Jason Garrett Still Looks Like Dallas Cowboys' One-Trick Pony

Mike CarleyCorrespondent IOctober 1, 2009

PITTSBURGH - DECEMBER 7:  Head Coach Wade Phillips and Offensive Coordinator Jason Garrett of the Dallas Cowboys look on from the sideline during their NFL game against the Pittsburgh Steelers on December 7, 2008 at Heinz Field in Pittsburgh, Pennsylvania. The Steelers defeated the Cowboys 20-13. (Photo by Gregory Shamus/Getty Images)

I never thought I would say this, but it would have been interesting to see the Cowboys lose on Monday night.

True, the devastating explosion of rage that would have emanated from my apartment with more force than the atom bomb dropped on Nagasaki might have obstructed any sick sense of interest I might have had in watching Jerry Jones behead his coaching staff like a French Revolution-era executioner.  Literally.  While broadcasting it live on the jumbo-est of Jumbotrons.  While wearing cowboy boots.

But after THE most discouraging and uninspired half of football (out of the eight) ever played in Cowboys Stadium (take that corporate sponsorship), all it took was a reportedly legendary halftime diatribe by Wade Phillips to lead the Cowboys to 21 unanswered second half points and an apparently easy victory over the Panthers on Monday Night Football.

It was relieving to finally see the Cowboys' defense step up, start executing, and force some takeaways and (gasp) even sacks!

(Playing 2009 Jake Delhomme never hurts.)

Wade took a lot of heat off himself rallying the team and the defense to a win Monday night.

Conversely, I have yet to meet a single individual who was happy with the way Jason Garrett called that game.

True the offense did post its second consecutive 200-yard game, an accomplishment that is absolutely nothing to sneeze at since it hasn't been done by a Cowboys team since the days of Tony Dorsett. 

However, I would present the argument that this phenomenal occurrence happened despite Jason Garrett's best efforts.

Two instances stand out like scarlet letters on the lapel of an unholy and unnatural offensive game plan that seemed to fly in the face of the most logical ways to attack the Panthers' defense.

The first occurred on the first drive of the game, in which, if you recall, the Cowboys were ripping off first downs and seamlessly slicing through Carolina's defense after a long catch-and-run and long run by Felix Jones. 

After a short gain up the middle on first down, Romo dropped back to pass on 2nd-and-9, held the ball, looked like he was waiting for something, and then simply dropped to the ground and took a sack for a 10-yard loss, something you rarely see from the slippery and determined signal caller.

The sack in itself was disheartening, but became exceedingly so when Ron Jaworski calmly explained that this was a play action trick-play intended for Martellus Bennett, in which Bennett goes in motion, pretends to fall down so his defender leaves him, only to hop up real quick to scoot out the backside as the only receiver on the play. 

It is one of the most commonly used tight end trick plays in the game. You know, as an FYI for all those avid fans of tight end trick plays and all.

However, Martellus either failed to get up or was held up trying to get out of the amalgamation of offensive and defensive linemen furiously beating the living sense out of each other. 

The bottom line is Martellus Bennett, the only receiver running a route on the play, was unable to get out on said aforementioned route.

[Element location listings]
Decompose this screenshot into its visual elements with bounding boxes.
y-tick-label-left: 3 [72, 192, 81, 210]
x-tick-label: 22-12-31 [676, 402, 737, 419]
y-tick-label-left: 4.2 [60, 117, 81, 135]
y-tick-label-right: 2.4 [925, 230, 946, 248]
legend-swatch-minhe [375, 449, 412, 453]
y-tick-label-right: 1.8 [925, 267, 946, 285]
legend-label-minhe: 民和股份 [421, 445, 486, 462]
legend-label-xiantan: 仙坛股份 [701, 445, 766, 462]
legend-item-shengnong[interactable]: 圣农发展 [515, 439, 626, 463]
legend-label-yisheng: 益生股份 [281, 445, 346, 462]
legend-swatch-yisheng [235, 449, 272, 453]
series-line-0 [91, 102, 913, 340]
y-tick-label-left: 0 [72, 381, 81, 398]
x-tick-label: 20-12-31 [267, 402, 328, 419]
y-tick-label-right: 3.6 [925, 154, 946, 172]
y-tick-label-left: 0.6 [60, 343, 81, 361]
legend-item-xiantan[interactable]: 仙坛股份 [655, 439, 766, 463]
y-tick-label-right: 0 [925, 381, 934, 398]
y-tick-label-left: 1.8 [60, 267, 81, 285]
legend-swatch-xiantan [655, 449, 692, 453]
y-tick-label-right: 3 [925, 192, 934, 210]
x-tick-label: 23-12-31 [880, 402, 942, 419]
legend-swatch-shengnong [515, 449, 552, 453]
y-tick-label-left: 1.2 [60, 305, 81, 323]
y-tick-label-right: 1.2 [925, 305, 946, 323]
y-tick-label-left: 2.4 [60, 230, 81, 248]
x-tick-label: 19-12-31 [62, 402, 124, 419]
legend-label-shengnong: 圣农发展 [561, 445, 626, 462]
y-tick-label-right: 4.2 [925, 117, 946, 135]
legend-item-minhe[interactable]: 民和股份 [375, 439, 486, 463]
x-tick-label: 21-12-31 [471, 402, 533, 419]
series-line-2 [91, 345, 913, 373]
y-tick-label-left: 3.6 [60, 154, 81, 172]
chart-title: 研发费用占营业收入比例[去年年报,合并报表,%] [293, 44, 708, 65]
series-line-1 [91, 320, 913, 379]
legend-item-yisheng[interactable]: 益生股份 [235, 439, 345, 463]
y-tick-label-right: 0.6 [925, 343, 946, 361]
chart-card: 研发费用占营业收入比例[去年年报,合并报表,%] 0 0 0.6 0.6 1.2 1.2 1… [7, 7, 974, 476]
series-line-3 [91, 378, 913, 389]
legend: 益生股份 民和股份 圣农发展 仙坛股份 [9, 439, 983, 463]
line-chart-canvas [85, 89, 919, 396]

> **Exercise tasks**:
- a) Write out the Jason Garrett column word for word, everything from "But after THE" down to "called that game.".
- b) Answer these questions using the Jason Garrett column:
(i) Who gave the halftime diatribe before the Cowboys' second-half comeback?
(ii) How many unanswered points did the Cowboys score in the second half?
(iii) How many yards did Romo lose on the sack during the first drive?
- c) Carry on the Jason Garrett column from the point where it stops.
These records were taken from a different source than the column.

> **Answers to the tasks**:
- a)
But after THE most discouraging and uninspired half of football (out of the eight) ever played in Cowboys Stadium (take that corporate sponsorship), all it took was a reportedly legendary halftime diatribe by Wade Phillips to lead the Cowboys to 21 unanswered second half points and an apparently easy victory over the Panthers on Monday Night Football.

It was relieving to finally see the Cowboys' defense step up, start executing, and force some takeaways and (gasp) even sacks!

(Playing 2009 Jake Delhomme never hurts.)

Wade took a lot of heat off himself rallying the team and the defense to a win Monday night.

Conversely, I have yet to meet a single individual who was happy with the way Jason Garrett called that game.

- b)
(i) Wade Phillips
(ii) 21
(iii) 10 yards

- c)
Since Bennett got knocked down/held up, Romo had nobody to throw to, and next thing you know its 3rd-and-19 and your kicker is missing a 40-yard field goal on a drive that three plays earlier seemed destined to end up in the end zone.

Trick plays are supposed to take the defense by surprise, and, to give Garrett's credit, this was certainly a surprising time to run this play.  The Cowboys were having no problem whatsoever moving the ball up the field using a conventional offense.

There is absolutely no need to run a trick play in which Romo has no option should the first one not be open, which, believe it or not, happens quite frequently in the National Football League.  A play like that, like most trick plays, results in either a big play or a big loss.

Why Garrett felt the need to run such a high-risk-high-reward play on a drive that had tons of momentum is absolutely mind boggling. 

That is a play that should be run on first down, on the first play of a drive.  At least if you have to take the sack because the tight end can't get out on the route you have two more downs to make up the vast distance that now separates you from the first down marker.

Instead, Romo had to take the sack, putting him in the, ahem, unfavorable position of 3rd-and-19, which he understandably didn't convert.  One Nick Folk shank later, and goodbye momentum, crowd enthusiasm, and first half energy.

The second instance needs nowhere near as much explanation.  It's 2nd-and-goal, on a yard line so close to the goal line you would have to use an electron microscope to discern where the field ends and the end zone begins.  Felix Jones and Tashard Choice have been thrashing the Panthers behind the Cowboys' massive offensive line.

The next two play calls?  Fade to Roy Williams that was dropped (wasn't an easy play but its one's you expect elite NFL wideouts to make), and a disastrous fade to Martellus Bennett (which spun him around like a ceiling fan and inspired no less than 700 "wtf" texts from friends and family) and fell incomplete 10 yards away.

I would like to introduce Mr. Garrett, a fellow Ivy Leaguer (albeit for the despicable Princeton Tigers), to the time-honored, philosophical principle of Occam's Razor, which, quite simply, states that the simplest explanation is always the correct one as long as it doesn't contradict the observed facts.

It is a principle we use unknowingly every day in the sports world when navigating through the vast labyrinth of misinformation and flat out B.S. extruded from struggling/meddling athletes as they try to justify some misstep or criminal offense.

Barry Bonds is a great example.

Did Barry Bonds expand in size and see his season home run totals triple unexpectedly in his early 30s because of some unnatural and previously undiscovered training routine of which he and only he was the sole proprietor/practitioner of?  Or was it because he was doing steroids like 90 percent of the rest of the league?

Which explanation is simpler?

Well here are the observed facts in this situation: The Dallas Cowboys had two chances to gain a literal inch to go up 17-7 and ignite a crowd which had seen the Cowboys settle for a field goal on a previous possession after a ridiculous "4th-and-goal-on-the-inch-line" false start penalty by a third-string tight end.

They have two extremely capable running backs who were rarely stopped for anything less than a gain of three or four yards all night behind the third largest offensive line in the entire league.

Should you:

A. Throw a pump-fake fade route to a covered Roy Williams in expectations that he will make an elite NFL wideout play when he has yet to make a single one of those in a Dallas Cowboys uniform?  Followed by motioning our second-year, second-string tight end (who has been little more than a decoy in the passing game this year) out wide against a decent NFL corner and throw a fade up to him?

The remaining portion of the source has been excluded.